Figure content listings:

=======

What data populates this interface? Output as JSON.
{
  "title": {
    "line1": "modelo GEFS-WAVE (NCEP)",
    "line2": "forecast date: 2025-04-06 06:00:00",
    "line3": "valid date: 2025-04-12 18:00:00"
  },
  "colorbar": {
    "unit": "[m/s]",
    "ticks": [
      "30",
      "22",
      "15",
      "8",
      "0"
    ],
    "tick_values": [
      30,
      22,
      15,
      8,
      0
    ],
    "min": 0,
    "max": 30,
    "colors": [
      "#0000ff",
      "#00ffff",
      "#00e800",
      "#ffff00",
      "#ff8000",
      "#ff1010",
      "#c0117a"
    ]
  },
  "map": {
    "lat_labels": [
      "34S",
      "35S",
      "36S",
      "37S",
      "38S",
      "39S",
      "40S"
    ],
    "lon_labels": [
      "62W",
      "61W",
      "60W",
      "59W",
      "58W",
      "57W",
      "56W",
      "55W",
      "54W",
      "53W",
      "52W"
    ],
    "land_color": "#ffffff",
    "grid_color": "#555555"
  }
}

=======

JOB ->
Find "date". Copy every line it occurs in.

RESPONSE BELOW ->
    "line2": "forecast date: 2025-04-06 06:00:00",
    "line3": "valid date: 2025-04-12 18:00:00"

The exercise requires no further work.